Data supplied:

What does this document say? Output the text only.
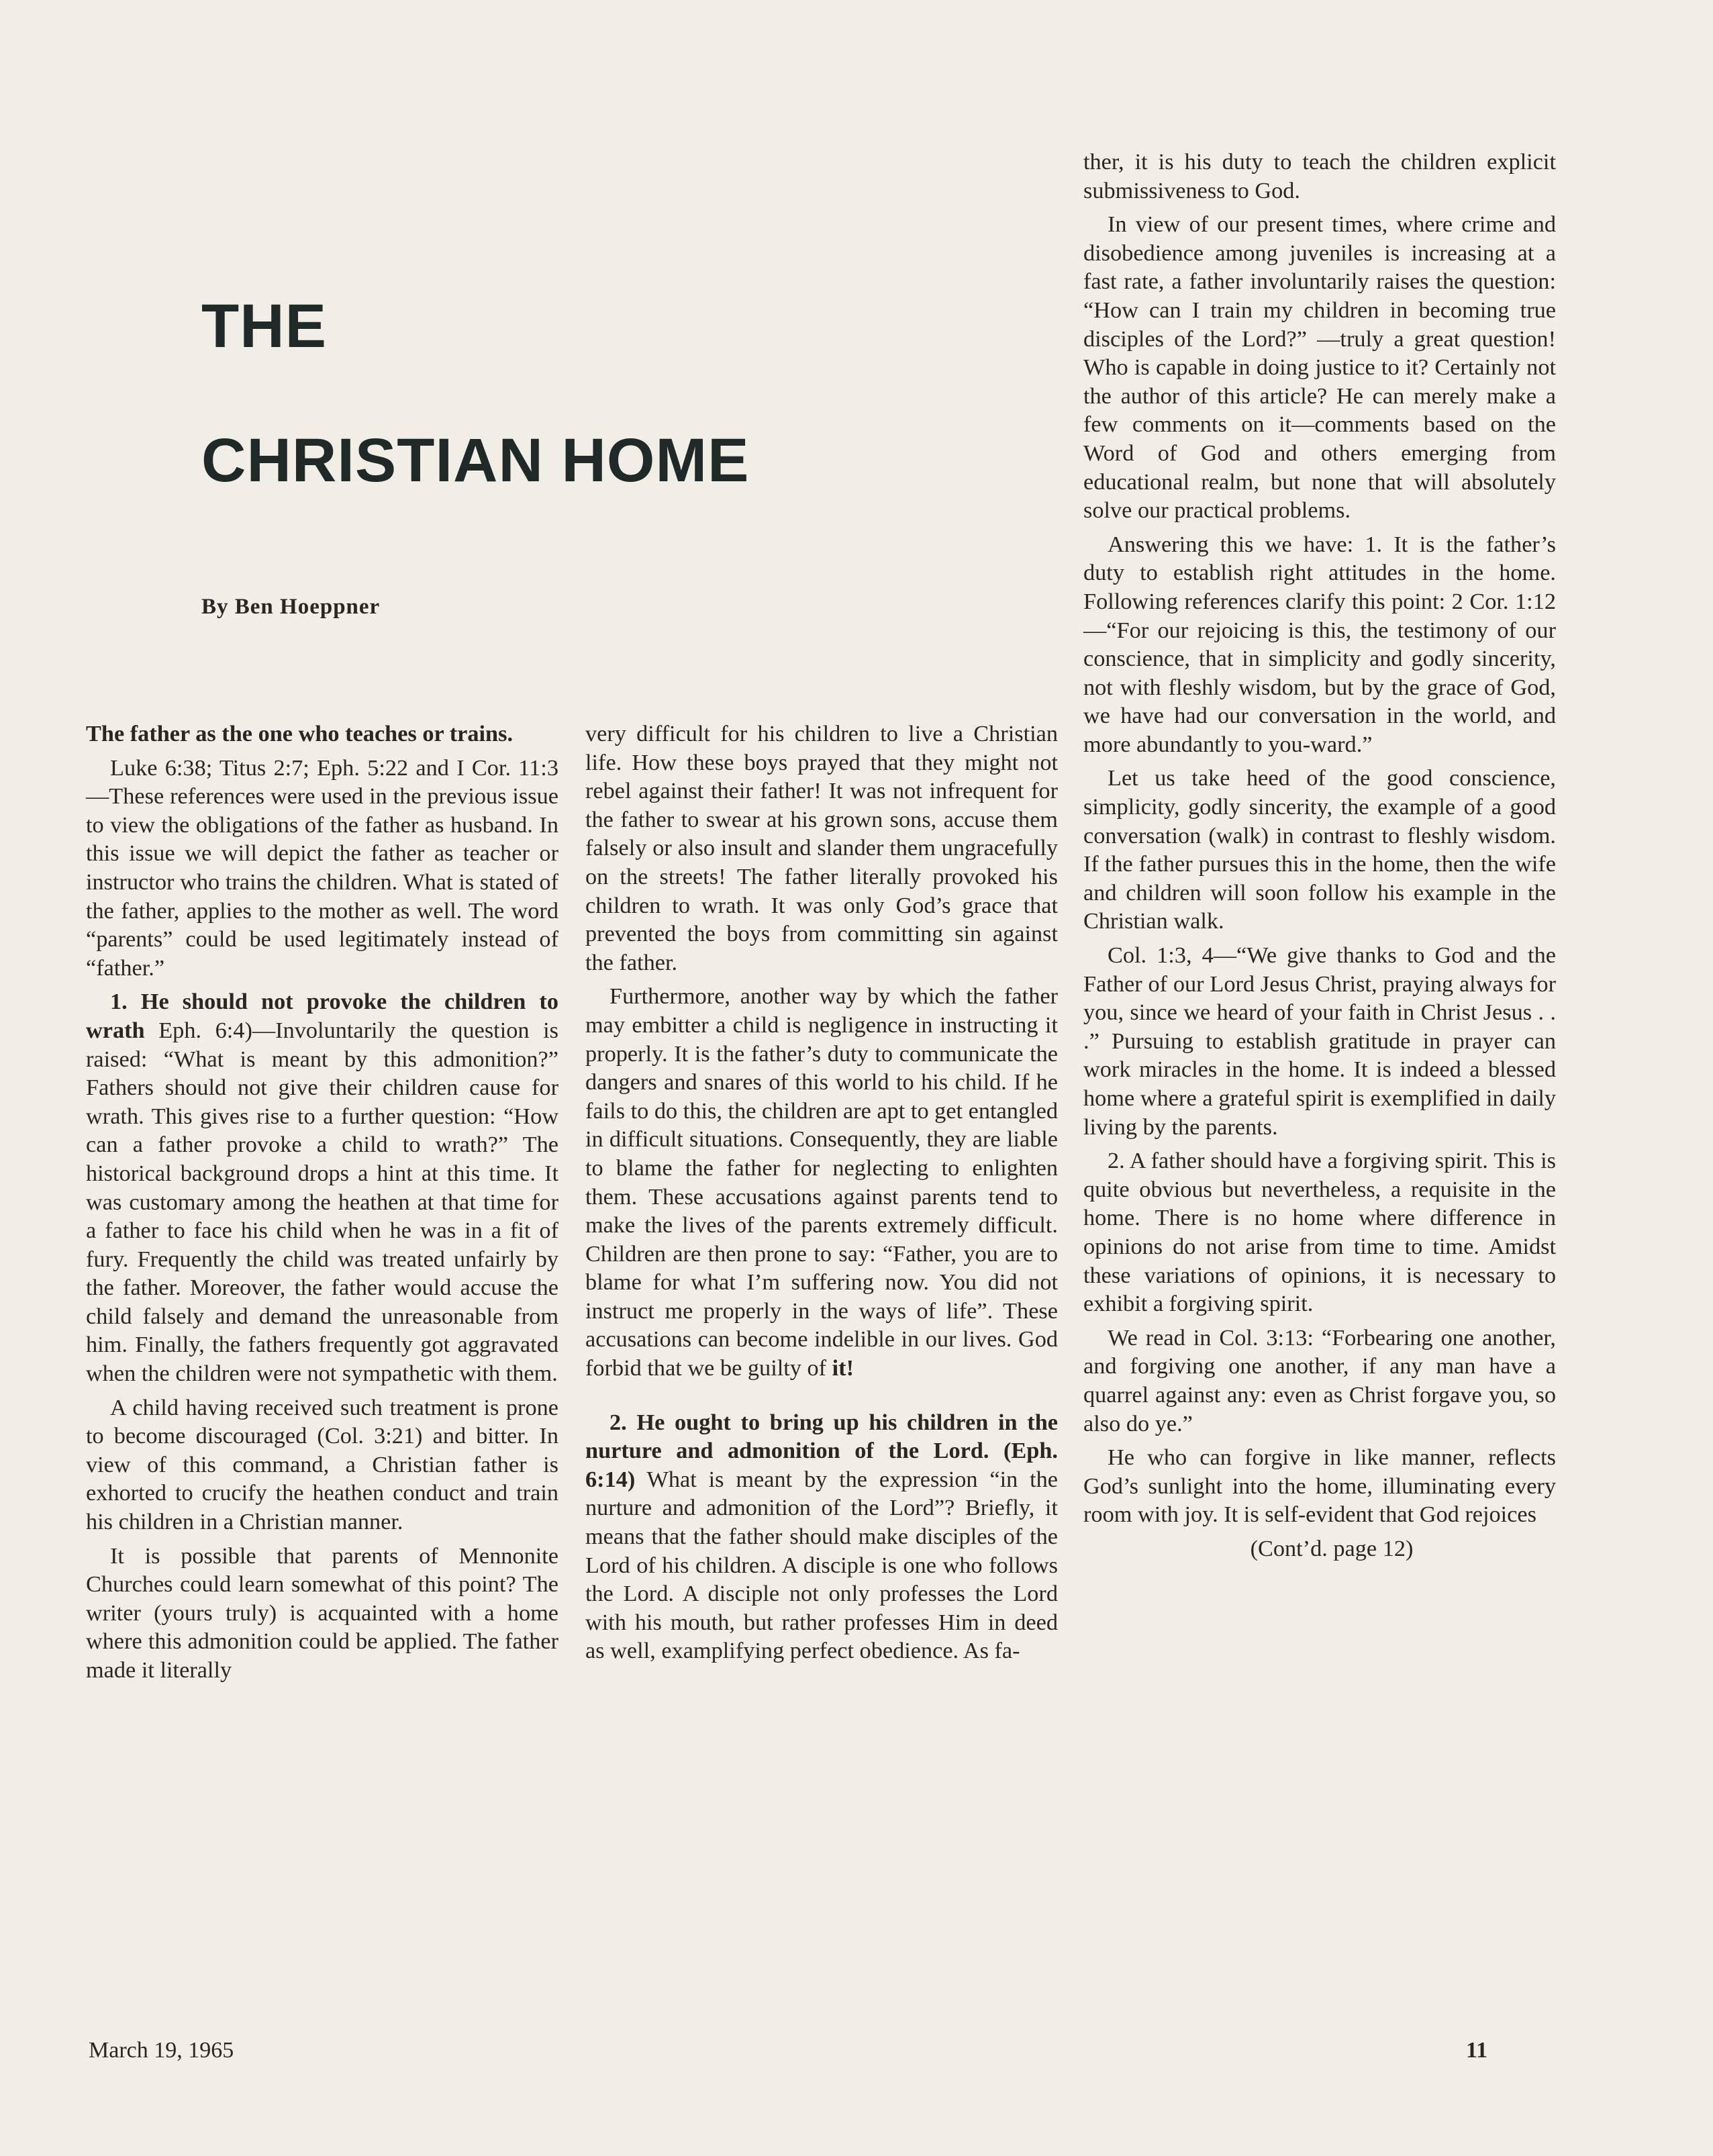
THE
CHRISTIAN HOME

By Ben Hoeppner

The father as the one who teaches or trains.

Luke 6:38; Titus 2:7; Eph. 5:22 and I Cor. 11:3 —These references were used in the previous issue to view the obligations of the father as husband. In this issue we will depict the father as teacher or instructor who trains the children. What is stated of the father, applies to the mother as well. The word “parents” could be used legitimately instead of “father.”

1. He should not provoke the children to wrath Eph. 6:4)—Involuntarily the question is raised: “What is meant by this admonition?” Fathers should not give their children cause for wrath. This gives rise to a further question: “How can a father provoke a child to wrath?” The historical background drops a hint at this time. It was customary among the heathen at that time for a father to face his child when he was in a fit of fury. Frequently the child was treated unfairly by the father. Moreover, the father would accuse the child falsely and demand the unreasonable from him. Finally, the fathers frequently got aggravated when the children were not sympathetic with them.

A child having received such treatment is prone to become discouraged (Col. 3:21) and bitter. In view of this command, a Christian father is exhorted to crucify the heathen conduct and train his children in a Christian manner.

It is possible that parents of Mennonite Churches could learn somewhat of this point? The writer (yours truly) is acquainted with a home where this admonition could be applied. The father made it literally

very difficult for his children to live a Christian life. How these boys prayed that they might not rebel against their father! It was not infrequent for the father to swear at his grown sons, accuse them falsely or also insult and slander them ungracefully on the streets! The father literally provoked his children to wrath. It was only God’s grace that prevented the boys from committing sin against the father.

Furthermore, another way by which the father may embitter a child is negligence in instructing it properly. It is the father’s duty to communicate the dangers and snares of this world to his child. If he fails to do this, the children are apt to get entangled in difficult situations. Consequently, they are liable to blame the father for neglecting to enlighten them. These accusations against parents tend to make the lives of the parents extremely difficult. Children are then prone to say: “Father, you are to blame for what I’m suffering now. You did not instruct me properly in the ways of life”. These accusations can become indelible in our lives. God forbid that we be guilty of it!

2. He ought to bring up his children in the nurture and admonition of the Lord. (Eph. 6:14) What is meant by the expression “in the nurture and admonition of the Lord”? Briefly, it means that the father should make disciples of the Lord of his children. A disciple is one who follows the Lord. A disciple not only professes the Lord with his mouth, but rather professes Him in deed as well, examplifying perfect obedience. As fa-

ther, it is his duty to teach the children explicit submissiveness to God.

In view of our present times, where crime and disobedience among juveniles is increasing at a fast rate, a father involuntarily raises the question: “How can I train my children in becoming true disciples of the Lord?” —truly a great question! Who is capable in doing justice to it? Certainly not the author of this article? He can merely make a few comments on it—comments based on the Word of God and others emerging from educational realm, but none that will absolutely solve our practical problems.

Answering this we have: 1. It is the father’s duty to establish right attitudes in the home. Following references clarify this point: 2 Cor. 1:12—“For our rejoicing is this, the testimony of our conscience, that in simplicity and godly sincerity, not with fleshly wisdom, but by the grace of God, we have had our conversation in the world, and more abundantly to you-ward.”

Let us take heed of the good conscience, simplicity, godly sincerity, the example of a good conversation (walk) in contrast to fleshly wisdom. If the father pursues this in the home, then the wife and children will soon follow his example in the Christian walk.

Col. 1:3, 4—“We give thanks to God and the Father of our Lord Jesus Christ, praying always for you, since we heard of your faith in Christ Jesus . . .” Pursuing to establish gratitude in prayer can work miracles in the home. It is indeed a blessed home where a grateful spirit is exemplified in daily living by the parents.

2. A father should have a forgiving spirit. This is quite obvious but nevertheless, a requisite in the home. There is no home where difference in opinions do not arise from time to time. Amidst these variations of opinions, it is necessary to exhibit a forgiving spirit.

We read in Col. 3:13: “Forbearing one another, and forgiving one another, if any man have a quarrel against any: even as Christ forgave you, so also do ye.”

He who can forgive in like manner, reflects God’s sunlight into the home, illuminating every room with joy. It is self-evident that God rejoices

(Cont’d. page 12)

March 19, 1965	11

Written instruction:
Each line that holds the word "duty" should be extracted from the records.

Reply to the task:
Furthermore, another way by which the father may embitter a child is negligence in instructing it properly. It is the father’s duty to communicate the dangers and snares of this world to his child. If he fails to do this, the children are apt to get entangled in difficult situations. Consequently, they are liable to blame the father for neglecting to enlighten them. These accusations against parents tend to make the lives of the parents extremely difficult. Children are then prone to say: “Father, you are to blame for what I’m suffering now. You did not instruct me properly in the ways of life”. These accusations can become indelible in our lives. God forbid that we be guilty of it!
ther, it is his duty to teach the children explicit submissiveness to God.
Answering this we have: 1. It is the father’s duty to establish right attitudes in the home. Following references clarify this point: 2 Cor. 1:12—“For our rejoicing is this, the testimony of our conscience, that in simplicity and godly sincerity, not with fleshly wisdom, but by the grace of God, we have had our conversation in the world, and more abundantly to you-ward.”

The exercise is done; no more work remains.